Exercise objective:
Take down each entry exactly as written.

╭─ Record set

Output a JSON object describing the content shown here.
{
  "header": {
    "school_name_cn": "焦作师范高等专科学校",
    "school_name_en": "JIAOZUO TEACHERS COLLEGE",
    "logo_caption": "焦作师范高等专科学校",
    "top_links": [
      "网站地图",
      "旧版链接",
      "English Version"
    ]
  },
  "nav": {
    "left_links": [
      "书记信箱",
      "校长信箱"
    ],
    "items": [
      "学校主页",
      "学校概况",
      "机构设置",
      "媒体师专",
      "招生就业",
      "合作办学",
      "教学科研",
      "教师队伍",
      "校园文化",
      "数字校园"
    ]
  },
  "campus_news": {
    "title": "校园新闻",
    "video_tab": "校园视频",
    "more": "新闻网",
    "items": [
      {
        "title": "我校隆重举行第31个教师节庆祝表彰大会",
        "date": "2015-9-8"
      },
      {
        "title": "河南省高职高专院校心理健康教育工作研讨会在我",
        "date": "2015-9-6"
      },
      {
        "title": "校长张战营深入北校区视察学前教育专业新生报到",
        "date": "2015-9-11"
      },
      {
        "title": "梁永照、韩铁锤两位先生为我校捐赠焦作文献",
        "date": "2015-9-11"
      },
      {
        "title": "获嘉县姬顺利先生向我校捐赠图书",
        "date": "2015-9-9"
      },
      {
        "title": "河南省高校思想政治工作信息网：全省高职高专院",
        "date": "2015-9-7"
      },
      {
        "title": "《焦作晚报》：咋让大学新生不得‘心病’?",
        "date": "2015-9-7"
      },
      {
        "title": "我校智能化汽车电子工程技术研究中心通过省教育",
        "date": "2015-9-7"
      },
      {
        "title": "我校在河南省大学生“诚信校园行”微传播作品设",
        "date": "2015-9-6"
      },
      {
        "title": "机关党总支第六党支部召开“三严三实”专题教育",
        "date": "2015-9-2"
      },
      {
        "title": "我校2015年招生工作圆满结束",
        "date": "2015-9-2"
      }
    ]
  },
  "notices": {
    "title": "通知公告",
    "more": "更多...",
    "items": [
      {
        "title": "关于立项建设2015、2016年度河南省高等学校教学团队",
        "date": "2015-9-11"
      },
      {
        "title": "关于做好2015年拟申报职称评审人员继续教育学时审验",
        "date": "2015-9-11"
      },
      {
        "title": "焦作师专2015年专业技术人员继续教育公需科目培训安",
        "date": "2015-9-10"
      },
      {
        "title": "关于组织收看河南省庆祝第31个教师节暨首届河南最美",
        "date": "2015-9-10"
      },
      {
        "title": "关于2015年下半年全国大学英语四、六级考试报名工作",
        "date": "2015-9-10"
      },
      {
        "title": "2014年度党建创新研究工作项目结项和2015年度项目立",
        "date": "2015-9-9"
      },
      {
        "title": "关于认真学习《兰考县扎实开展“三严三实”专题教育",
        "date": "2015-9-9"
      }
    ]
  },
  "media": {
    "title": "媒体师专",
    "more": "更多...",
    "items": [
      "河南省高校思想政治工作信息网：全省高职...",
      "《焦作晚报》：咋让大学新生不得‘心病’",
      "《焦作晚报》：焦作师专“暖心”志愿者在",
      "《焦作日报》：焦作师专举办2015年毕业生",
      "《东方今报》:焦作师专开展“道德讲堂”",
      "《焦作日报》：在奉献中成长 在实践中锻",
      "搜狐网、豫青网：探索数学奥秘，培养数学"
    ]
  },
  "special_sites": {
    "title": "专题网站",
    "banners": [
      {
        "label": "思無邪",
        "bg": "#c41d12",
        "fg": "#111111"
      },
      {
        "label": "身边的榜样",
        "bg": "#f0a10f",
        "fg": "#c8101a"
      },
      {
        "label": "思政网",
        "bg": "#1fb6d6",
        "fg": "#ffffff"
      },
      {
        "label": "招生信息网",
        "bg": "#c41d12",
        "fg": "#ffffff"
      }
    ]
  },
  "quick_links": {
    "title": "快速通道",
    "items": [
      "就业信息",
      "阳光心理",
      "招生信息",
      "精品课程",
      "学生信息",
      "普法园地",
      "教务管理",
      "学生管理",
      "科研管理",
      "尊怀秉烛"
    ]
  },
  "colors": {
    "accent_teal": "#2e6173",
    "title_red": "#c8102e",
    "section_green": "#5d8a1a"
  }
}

╰─

Result of the exercise:
Output a JSON object describing the content shown here.
{
  "header": {
    "school_name_cn": "焦作师范高等专科学校",
    "school_name_en": "JIAOZUO TEACHERS COLLEGE",
    "logo_caption": "焦作师范高等专科学校",
    "top_links": [
      "网站地图",
      "旧版链接",
      "English Version"
    ]
  },
  "nav": {
    "left_links": [
      "书记信箱",
      "校长信箱"
    ],
    "items": [
      "学校主页",
      "学校概况",
      "机构设置",
      "媒体师专",
      "招生就业",
      "合作办学",
      "教学科研",
      "教师队伍",
      "校园文化",
      "数字校园"
    ]
  },
  "campus_news": {
    "title": "校园新闻",
    "video_tab": "校园视频",
    "more": "新闻网",
    "items": [
      {
        "title": "我校隆重举行第31个教师节庆祝表彰大会",
        "date": "2015-9-8"
      },
      {
        "title": "河南省高职高专院校心理健康教育工作研讨会在我",
        "date": "2015-9-6"
      },
      {
        "title": "校长张战营深入北校区视察学前教育专业新生报到",
        "date": "2015-9-11"
      },
      {
        "title": "梁永照、韩铁锤两位先生为我校捐赠焦作文献",
        "date": "2015-9-11"
      },
      {
        "title": "获嘉县姬顺利先生向我校捐赠图书",
        "date": "2015-9-9"
      },
      {
        "title": "河南省高校思想政治工作信息网：全省高职高专院",
        "date": "2015-9-7"
      },
      {
        "title": "《焦作晚报》：咋让大学新生不得‘心病’?",
        "date": "2015-9-7"
      },
      {
        "title": "我校智能化汽车电子工程技术研究中心通过省教育",
        "date": "2015-9-7"
      },
      {
        "title": "我校在河南省大学生“诚信校园行”微传播作品设",
        "date": "2015-9-6"
      },
      {
        "title": "机关党总支第六党支部召开“三严三实”专题教育",
        "date": "2015-9-2"
      },
      {
        "title": "我校2015年招生工作圆满结束",
        "date": "2015-9-2"
      }
    ]
  },
  "notices": {
    "title": "通知公告",
    "more": "更多...",
    "items": [
      {
        "title": "关于立项建设2015、2016年度河南省高等学校教学团队",
        "date": "2015-9-11"
      },
      {
        "title": "关于做好2015年拟申报职称评审人员继续教育学时审验",
        "date": "2015-9-11"
      },
      {
        "title": "焦作师专2015年专业技术人员继续教育公需科目培训安",
        "date": "2015-9-10"
      },
      {
        "title": "关于组织收看河南省庆祝第31个教师节暨首届河南最美",
        "date": "2015-9-10"
      },
      {
        "title": "关于2015年下半年全国大学英语四、六级考试报名工作",
        "date": "2015-9-10"
      },
      {
        "title": "2014年度党建创新研究工作项目结项和2015年度项目立",
        "date": "2015-9-9"
      },
      {
        "title": "关于认真学习《兰考县扎实开展“三严三实”专题教育",
        "date": "2015-9-9"
      }
    ]
  },
  "media": {
    "title": "媒体师专",
    "more": "更多...",
    "items": [
      "河南省高校思想政治工作信息网：全省高职...",
      "《焦作晚报》：咋让大学新生不得‘心病’",
      "《焦作晚报》：焦作师专“暖心”志愿者在",
      "《焦作日报》：焦作师专举办2015年毕业生",
      "《东方今报》:焦作师专开展“道德讲堂”",
      "《焦作日报》：在奉献中成长 在实践中锻",
      "搜狐网、豫青网：探索数学奥秘，培养数学"
    ]
  },
  "special_sites": {
    "title": "专题网站",
    "banners": [
      {
        "label": "思無邪",
        "bg": "#c41d12",
        "fg": "#111111"
      },
      {
        "label": "身边的榜样",
        "bg": "#f0a10f",
        "fg": "#c8101a"
      },
      {
        "label": "思政网",
        "bg": "#1fb6d6",
        "fg": "#ffffff"
      },
      {
        "label": "招生信息网",
        "bg": "#c41d12",
        "fg": "#ffffff"
      }
    ]
  },
  "quick_links": {
    "title": "快速通道",
    "items": [
      "就业信息",
      "阳光心理",
      "招生信息",
      "精品课程",
      "学生信息",
      "普法园地",
      "教务管理",
      "学生管理",
      "科研管理",
      "尊怀秉烛"
    ]
  },
  "colors": {
    "accent_teal": "#2e6173",
    "title_red": "#c8102e",
    "section_green": "#5d8a1a"
  }
}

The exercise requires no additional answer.